> **Data to use**:
● ● ● ●
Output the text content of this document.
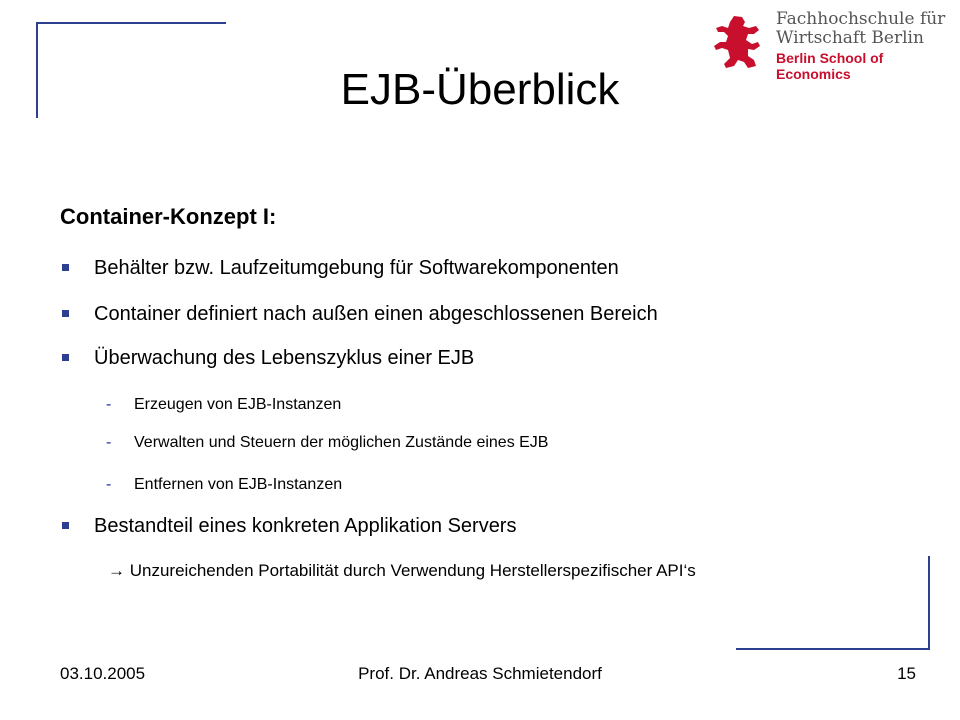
Fachhochschule für
Wirtschaft Berlin
Berlin School of Economics
EJB-Überblick
Container-Konzept I:
Behälter bzw. Laufzeitumgebung für Softwarekomponenten
Container definiert nach außen einen abgeschlossenen Bereich
Überwachung des Lebenszyklus einer EJB
- Erzeugen von EJB-Instanzen
- Verwalten und Steuern der möglichen Zustände eines EJB
- Entfernen von EJB-Instanzen
Bestandteil eines konkreten Applikation Servers
→ Unzureichenden Portabilität durch Verwendung Herstellerspezifischer API‘s
03.10.2005	Prof. Dr. Andreas Schmietendorf	15
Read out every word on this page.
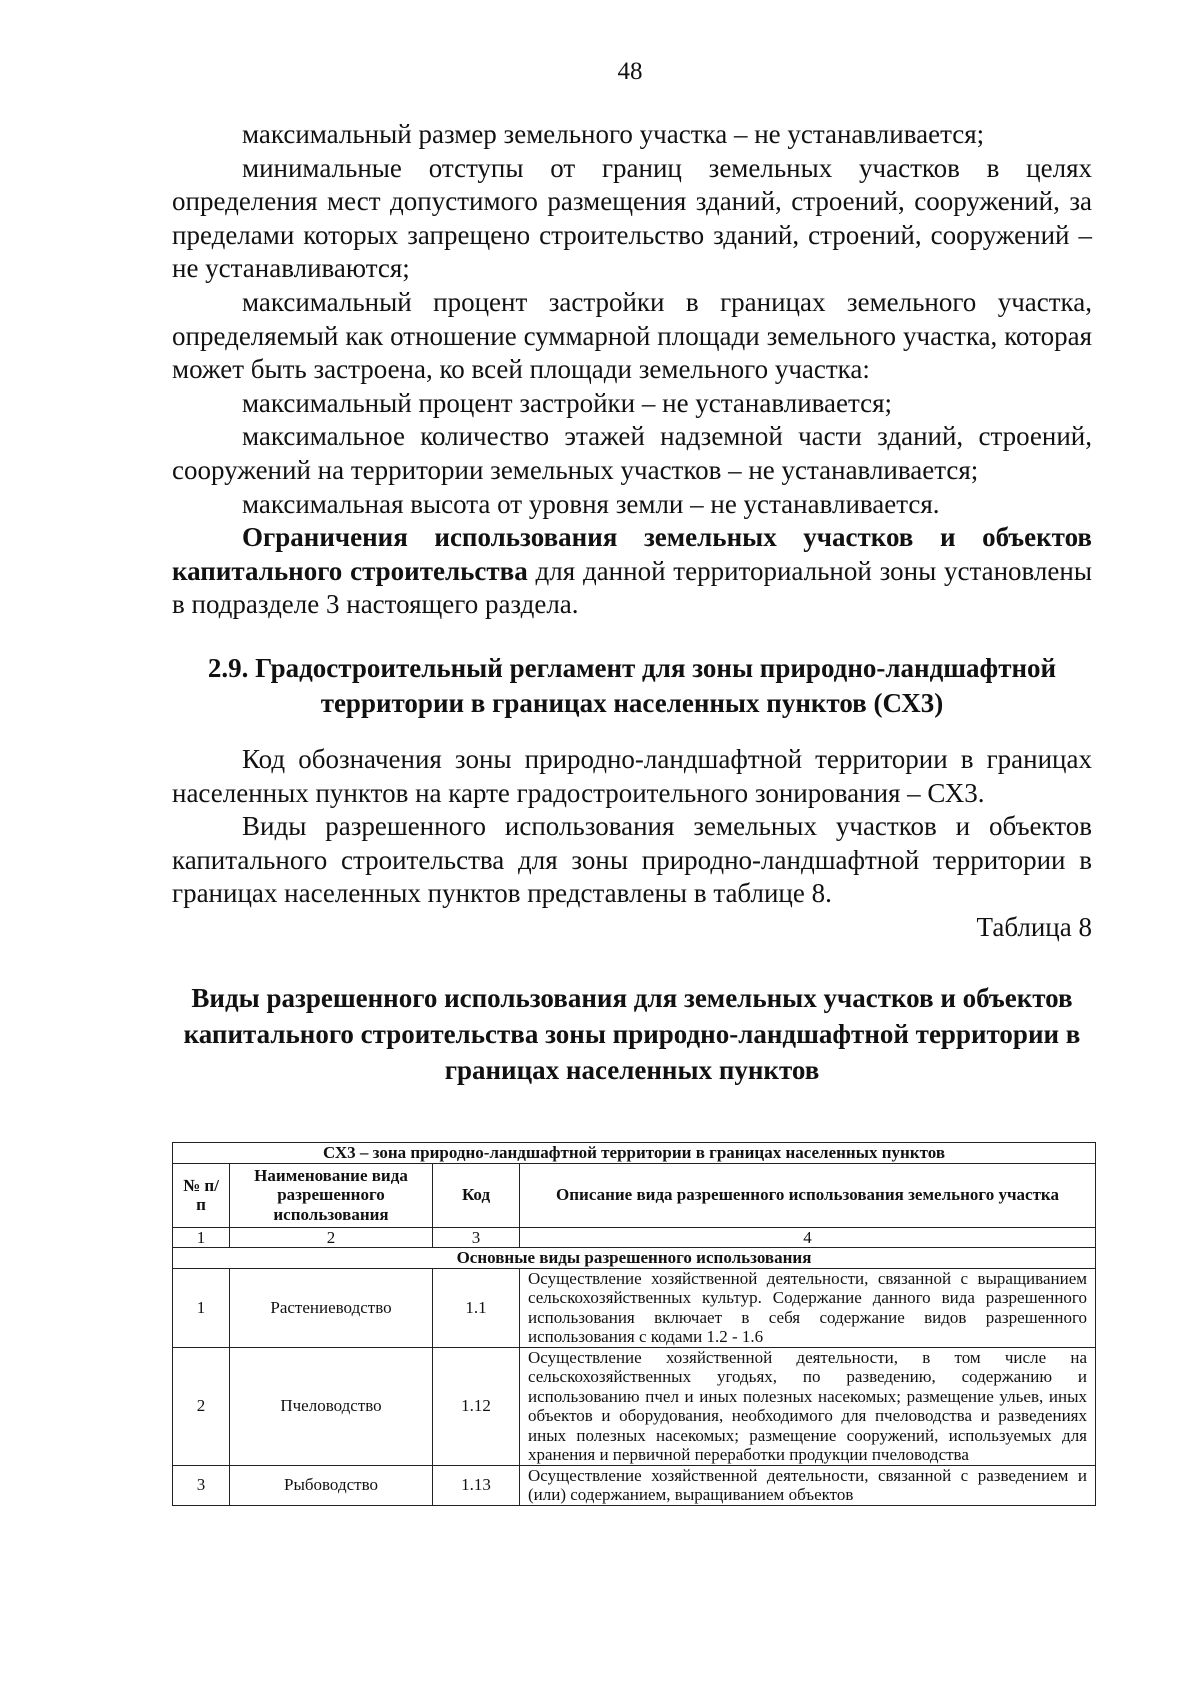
48

максимальный размер земельного участка – не устанавливается;

минимальные отступы от границ земельных участков в целях определения мест допустимого размещения зданий, строений, сооружений, за пределами которых запрещено строительство зданий, строений, сооружений – не устанавливаются;

максимальный процент застройки в границах земельного участка, определяемый как отношение суммарной площади земельного участка, которая может быть застроена, ко всей площади земельного участка:

максимальный процент застройки – не устанавливается;

максимальное количество этажей надземной части зданий, строений, сооружений на территории земельных участков – не устанавливается;

максимальная высота от уровня земли – не устанавливается.

Ограничения использования земельных участков и объектов капитального строительства для данной территориальной зоны установлены в подразделе 3 настоящего раздела.

2.9. Градостроительный регламент для зоны природно-ландшафтной территории в границах населенных пунктов (СХ3)

Код обозначения зоны природно-ландшафтной территории в границах населенных пунктов на карте градостроительного зонирования – СХ3.

Виды разрешенного использования земельных участков и объектов капитального строительства для зоны природно-ландшафтной территории в границах населенных пунктов представлены в таблице 8.

Таблица 8

Виды разрешенного использования для земельных участков и объектов капитального строительства зоны природно-ландшафтной территории в границах населенных пунктов
СХ3 – зона природно-ландшафтной территории в границах населенных пунктов			
№ п/п	Наименование вида разрешенного использования	Код	Описание вида разрешенного использования земельного участка
1	2	3	4
Основные виды разрешенного использования			
1	Растениеводство	1.1	Осуществление хозяйственной деятельности, связанной с выращиванием сельскохозяйственных культур. Содержание данного вида разрешенного использования включает в себя содержание видов разрешенного использования с кодами 1.2 - 1.6
2	Пчеловодство	1.12	Осуществление хозяйственной деятельности, в том числе на сельскохозяйственных угодьях, по разведению, содержанию и использованию пчел и иных полезных насекомых; размещение ульев, иных объектов и оборудования, необходимого для пчеловодства и разведениях иных полезных насекомых; размещение сооружений, используемых для хранения и первичной переработки продукции пчеловодства
3	Рыбоводство	1.13	Осуществление хозяйственной деятельности, связанной с разведением и (или) содержанием, выращиванием объектов
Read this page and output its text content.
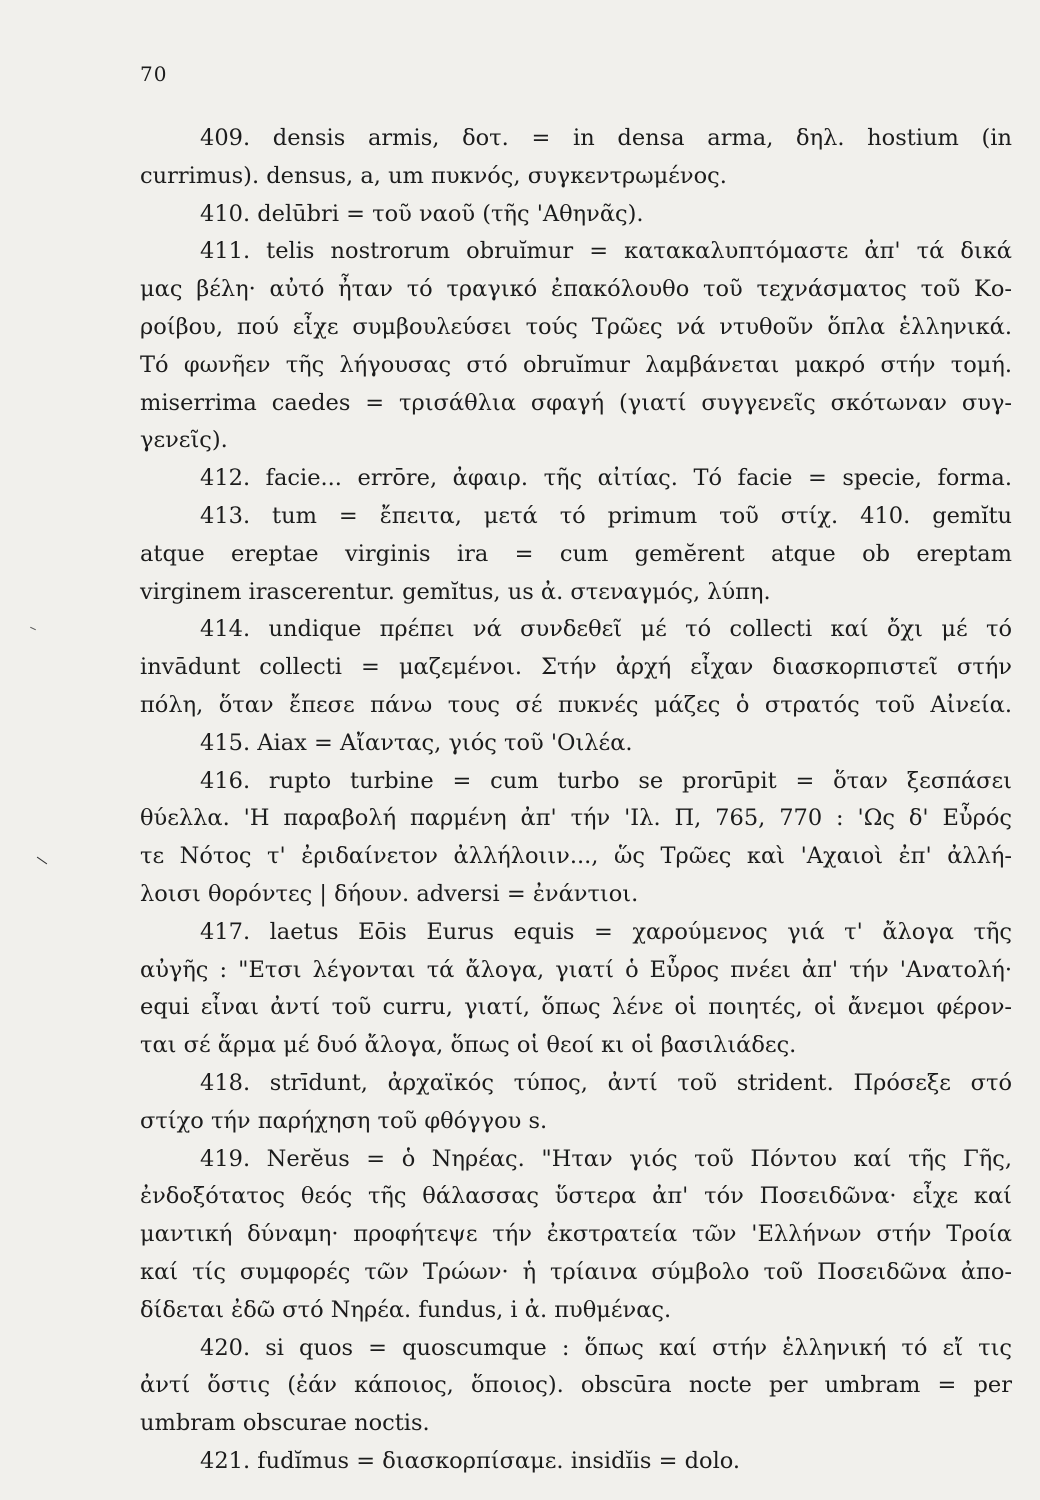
70
409. densis armis, δοτ. = in densa arma, δηλ. hostium (in
currimus). densus, a, um πυκνός, συγκεντρωμένος.
410. delūbri = τοῦ ναοῦ (τῆς 'Αθηνᾶς).
411. telis nostrorum obruĭmur = κατακαλυπτόμαστε ἀπ' τά δικά
μας βέλη· αὐτό ἦταν τό τραγικό ἐπακόλουθο τοῦ τεχνάσματος τοῦ Κο-
ροίβου, πού εἶχε συμβουλεύσει τούς Τρῶες νά ντυθοῦν ὅπλα ἑλληνικά.
Τό φωνῆεν τῆς λήγουσας στό obruĭmur λαμβάνεται μακρό στήν τομή.
miserrima caedes = τρισάθλια σφαγή (γιατί συγγενεῖς σκότωναν συγ-
γενεῖς).
412. facie... errōre, ἀφαιρ. τῆς αἰτίας. Τό facie = specie, forma.
413. tum = ἔπειτα, μετά τό primum τοῦ στίχ. 410. gemĭtu
atque ereptae virginis ira = cum gemĕrent atque ob ereptam
virginem irascerentur. gemĭtus, us ἀ. στεναγμός, λύπη.
414. undique πρέπει νά συνδεθεῖ μέ τό collecti καί ὄχι μέ τό
invādunt collecti = μαζεμένοι. Στήν ἀρχή εἶχαν διασκορπιστεῖ στήν
πόλη, ὅταν ἔπεσε πάνω τους σέ πυκνές μάζες ὁ στρατός τοῦ Αἰνεία.
415. Aiax = Αἴαντας, γιός τοῦ 'Οιλέα.
416. rupto turbine = cum turbo se prorūpit = ὅταν ξεσπάσει
θύελλα. 'Η παραβολή παρμένη ἀπ' τήν 'Ιλ. Π, 765, 770 : 'Ως δ' Εὖρός
τε Νότος τ' ἐριδαίνετον ἀλλήλοιιν..., ὥς Τρῶες καὶ 'Αχαιοὶ ἐπ' ἀλλή-
λοισι θορόντες | δήουν. adversi = ἐνάντιοι.
417. laetus Eōis Eurus equis = χαρούμενος γιά τ' ἄλογα τῆς
αὐγῆς : "Ετσι λέγονται τά ἄλογα, γιατί ὁ Εὖρος πνέει ἀπ' τήν 'Ανατολή·
equi εἶναι ἀντί τοῦ curru, γιατί, ὅπως λένε οἱ ποιητές, οἱ ἄνεμοι φέρον-
ται σέ ἅρμα μέ δυό ἄλογα, ὅπως οἱ θεοί κι οἱ βασιλιάδες.
418. strīdunt, ἀρχαϊκός τύπος, ἀντί τοῦ strident. Πρόσεξε στό
στίχο τήν παρήχηση τοῦ φθόγγου s.
419. Nerĕus = ὁ Νηρέας. "Ηταν γιός τοῦ Πόντου καί τῆς Γῆς,
ἐνδοξότατος θεός τῆς θάλασσας ὕστερα ἀπ' τόν Ποσειδῶνα· εἶχε καί
μαντική δύναμη· προφήτεψε τήν ἐκστρατεία τῶν 'Ελλήνων στήν Τροία
καί τίς συμφορές τῶν Τρώων· ἡ τρίαινα σύμβολο τοῦ Ποσειδῶνα ἀπο-
δίδεται ἐδῶ στό Νηρέα. fundus, i ἀ. πυθμένας.
420. si quos = quoscumque : ὅπως καί στήν ἑλληνική τό εἴ τις
ἀντί ὅστις (ἐάν κάποιος, ὅποιος). obscūra nocte per umbram = per
umbram obscurae noctis.
421. fudĭmus = διασκορπίσαμε. insidĭis = dolo.
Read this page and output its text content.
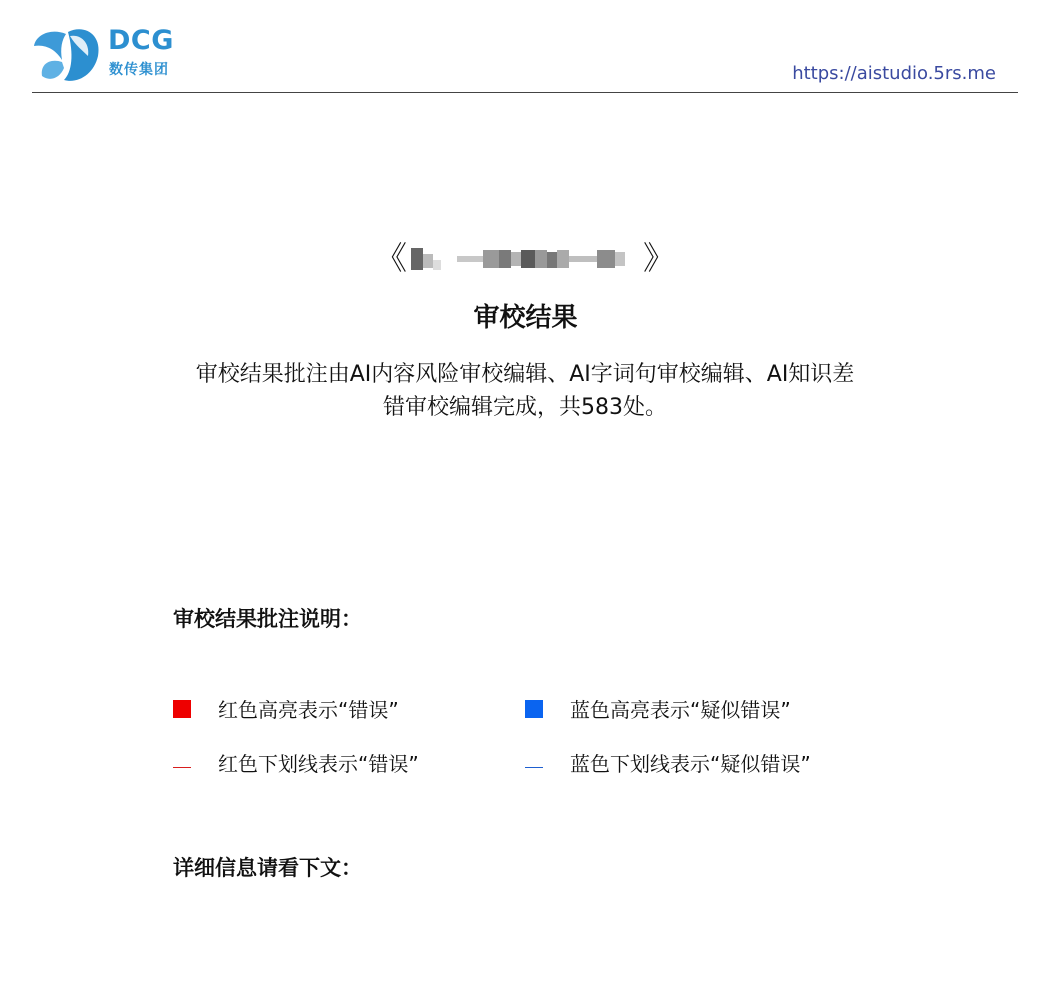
DCG
数传集团	https://aistudio.5rs.me
《	》
审校结果
审校结果批注由AI内容风险审校编辑、AI字词句审校编辑、AI知识差错审校编辑完成，共583处。
审校结果批注说明：
红色高亮表示“错误”	蓝色高亮表示“疑似错误”
红色下划线表示“错误”	蓝色下划线表示“疑似错误”
详细信息请看下文：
● ● ● ●
> **Problem to work on**:
From the entries above, extract every line where the word "ὅπως" appears.

> **Result of this exercise**:
equi εἶναι ἀντί τοῦ curru, γιατί, ὅπως λένε οἱ ποιητές, οἱ ἄνεμοι φέρον-
ται σέ ἅρμα μέ δυό ἄλογα, ὅπως οἱ θεοί κι οἱ βασιλιάδες.
420. si quos = quoscumque : ὅπως καί στήν ἑλληνική τό εἴ τις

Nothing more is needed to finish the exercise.